::: INFORMATION SHOWN
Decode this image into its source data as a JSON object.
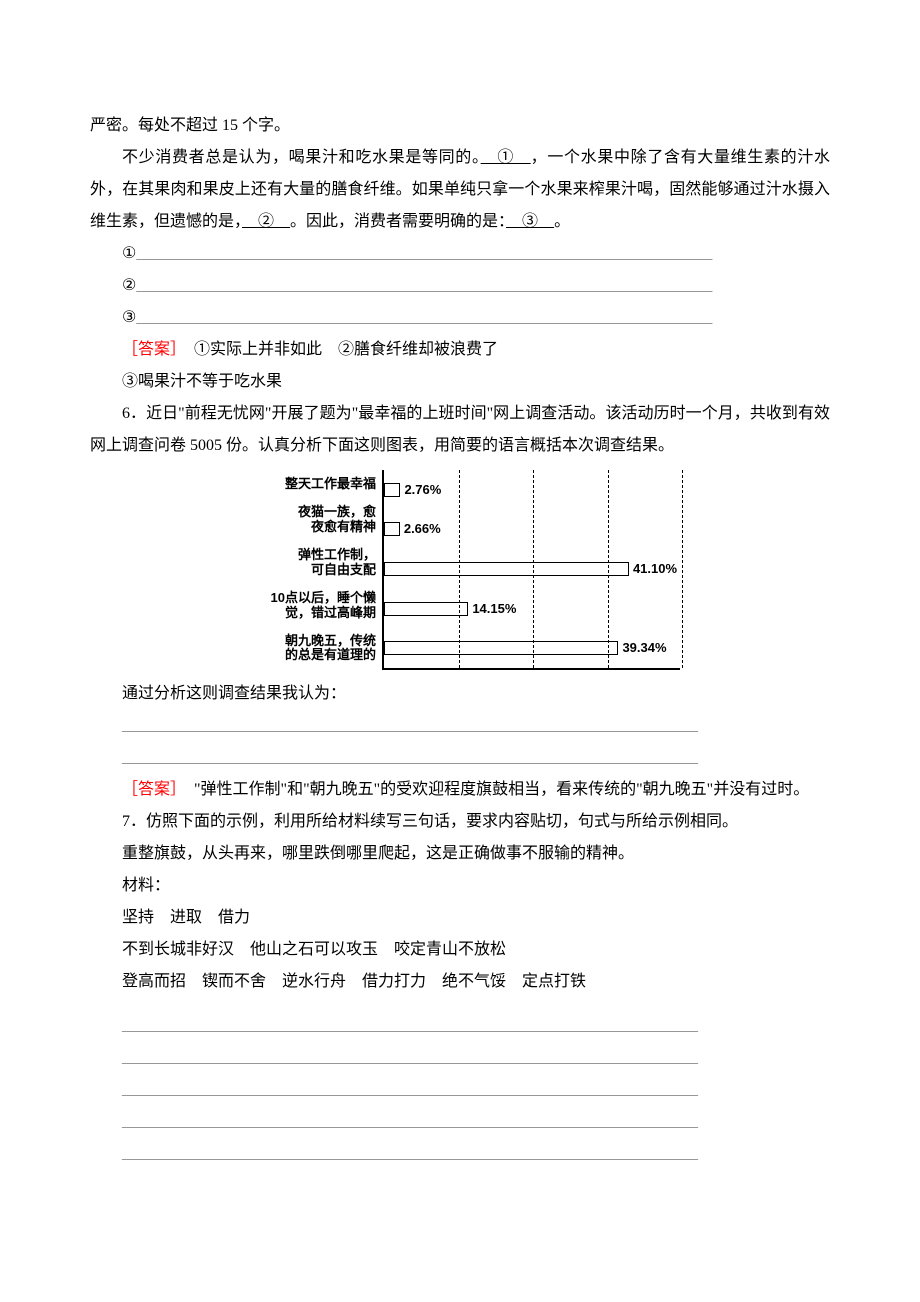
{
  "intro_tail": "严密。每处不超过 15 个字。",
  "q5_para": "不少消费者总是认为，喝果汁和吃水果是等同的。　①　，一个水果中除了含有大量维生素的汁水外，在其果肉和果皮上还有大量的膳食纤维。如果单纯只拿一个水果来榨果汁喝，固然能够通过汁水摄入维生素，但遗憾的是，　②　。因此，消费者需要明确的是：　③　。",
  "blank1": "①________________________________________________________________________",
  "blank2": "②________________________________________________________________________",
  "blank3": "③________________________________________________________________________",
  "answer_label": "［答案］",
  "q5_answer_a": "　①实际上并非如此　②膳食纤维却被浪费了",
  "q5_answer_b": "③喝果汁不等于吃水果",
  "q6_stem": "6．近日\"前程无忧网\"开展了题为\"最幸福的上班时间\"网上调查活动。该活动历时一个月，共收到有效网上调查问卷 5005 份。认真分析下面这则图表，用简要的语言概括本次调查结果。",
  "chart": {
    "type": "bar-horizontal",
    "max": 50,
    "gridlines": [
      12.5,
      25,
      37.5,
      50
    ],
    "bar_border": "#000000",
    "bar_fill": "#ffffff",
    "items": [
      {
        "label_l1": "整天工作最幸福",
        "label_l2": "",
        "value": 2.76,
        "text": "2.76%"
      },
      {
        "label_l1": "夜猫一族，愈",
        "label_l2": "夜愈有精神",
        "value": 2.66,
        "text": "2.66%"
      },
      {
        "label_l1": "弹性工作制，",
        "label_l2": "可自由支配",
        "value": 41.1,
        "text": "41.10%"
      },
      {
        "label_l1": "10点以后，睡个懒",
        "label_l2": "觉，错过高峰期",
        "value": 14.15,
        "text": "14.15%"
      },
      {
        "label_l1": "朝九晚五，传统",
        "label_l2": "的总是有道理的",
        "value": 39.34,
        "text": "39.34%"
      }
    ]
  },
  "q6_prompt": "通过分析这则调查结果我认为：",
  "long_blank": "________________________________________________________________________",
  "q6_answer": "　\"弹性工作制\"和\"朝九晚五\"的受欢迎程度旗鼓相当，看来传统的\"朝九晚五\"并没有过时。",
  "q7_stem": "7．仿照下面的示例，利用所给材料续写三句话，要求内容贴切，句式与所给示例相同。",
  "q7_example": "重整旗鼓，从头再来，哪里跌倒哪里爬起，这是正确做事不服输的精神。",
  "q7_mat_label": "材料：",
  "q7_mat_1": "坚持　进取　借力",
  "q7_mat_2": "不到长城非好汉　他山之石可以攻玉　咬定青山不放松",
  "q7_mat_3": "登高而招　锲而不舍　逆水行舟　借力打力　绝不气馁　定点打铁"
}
::::::
**WHAT NEEDS TO BE DONE**: Without the pictures, output the full listing exactly as it stands.

**RESPONSE FOR THIS EXERCISE**:
Decode this image into its source data as a JSON object.
{
  "intro_tail": "严密。每处不超过 15 个字。",
  "q5_para": "不少消费者总是认为，喝果汁和吃水果是等同的。　①　，一个水果中除了含有大量维生素的汁水外，在其果肉和果皮上还有大量的膳食纤维。如果单纯只拿一个水果来榨果汁喝，固然能够通过汁水摄入维生素，但遗憾的是，　②　。因此，消费者需要明确的是：　③　。",
  "blank1": "①________________________________________________________________________",
  "blank2": "②________________________________________________________________________",
  "blank3": "③________________________________________________________________________",
  "answer_label": "［答案］",
  "q5_answer_a": "　①实际上并非如此　②膳食纤维却被浪费了",
  "q5_answer_b": "③喝果汁不等于吃水果",
  "q6_stem": "6．近日\"前程无忧网\"开展了题为\"最幸福的上班时间\"网上调查活动。该活动历时一个月，共收到有效网上调查问卷 5005 份。认真分析下面这则图表，用简要的语言概括本次调查结果。",
  "chart": {
    "type": "bar-horizontal",
    "max": 50,
    "gridlines": [
      12.5,
      25,
      37.5,
      50
    ],
    "bar_border": "#000000",
    "bar_fill": "#ffffff",
    "items": [
      {
        "label_l1": "整天工作最幸福",
        "label_l2": "",
        "value": 2.76,
        "text": "2.76%"
      },
      {
        "label_l1": "夜猫一族，愈",
        "label_l2": "夜愈有精神",
        "value": 2.66,
        "text": "2.66%"
      },
      {
        "label_l1": "弹性工作制，",
        "label_l2": "可自由支配",
        "value": 41.1,
        "text": "41.10%"
      },
      {
        "label_l1": "10点以后，睡个懒",
        "label_l2": "觉，错过高峰期",
        "value": 14.15,
        "text": "14.15%"
      },
      {
        "label_l1": "朝九晚五，传统",
        "label_l2": "的总是有道理的",
        "value": 39.34,
        "text": "39.34%"
      }
    ]
  },
  "q6_prompt": "通过分析这则调查结果我认为：",
  "long_blank": "________________________________________________________________________",
  "q6_answer": "　\"弹性工作制\"和\"朝九晚五\"的受欢迎程度旗鼓相当，看来传统的\"朝九晚五\"并没有过时。",
  "q7_stem": "7．仿照下面的示例，利用所给材料续写三句话，要求内容贴切，句式与所给示例相同。",
  "q7_example": "重整旗鼓，从头再来，哪里跌倒哪里爬起，这是正确做事不服输的精神。",
  "q7_mat_label": "材料：",
  "q7_mat_1": "坚持　进取　借力",
  "q7_mat_2": "不到长城非好汉　他山之石可以攻玉　咬定青山不放松",
  "q7_mat_3": "登高而招　锲而不舍　逆水行舟　借力打力　绝不气馁　定点打铁"
}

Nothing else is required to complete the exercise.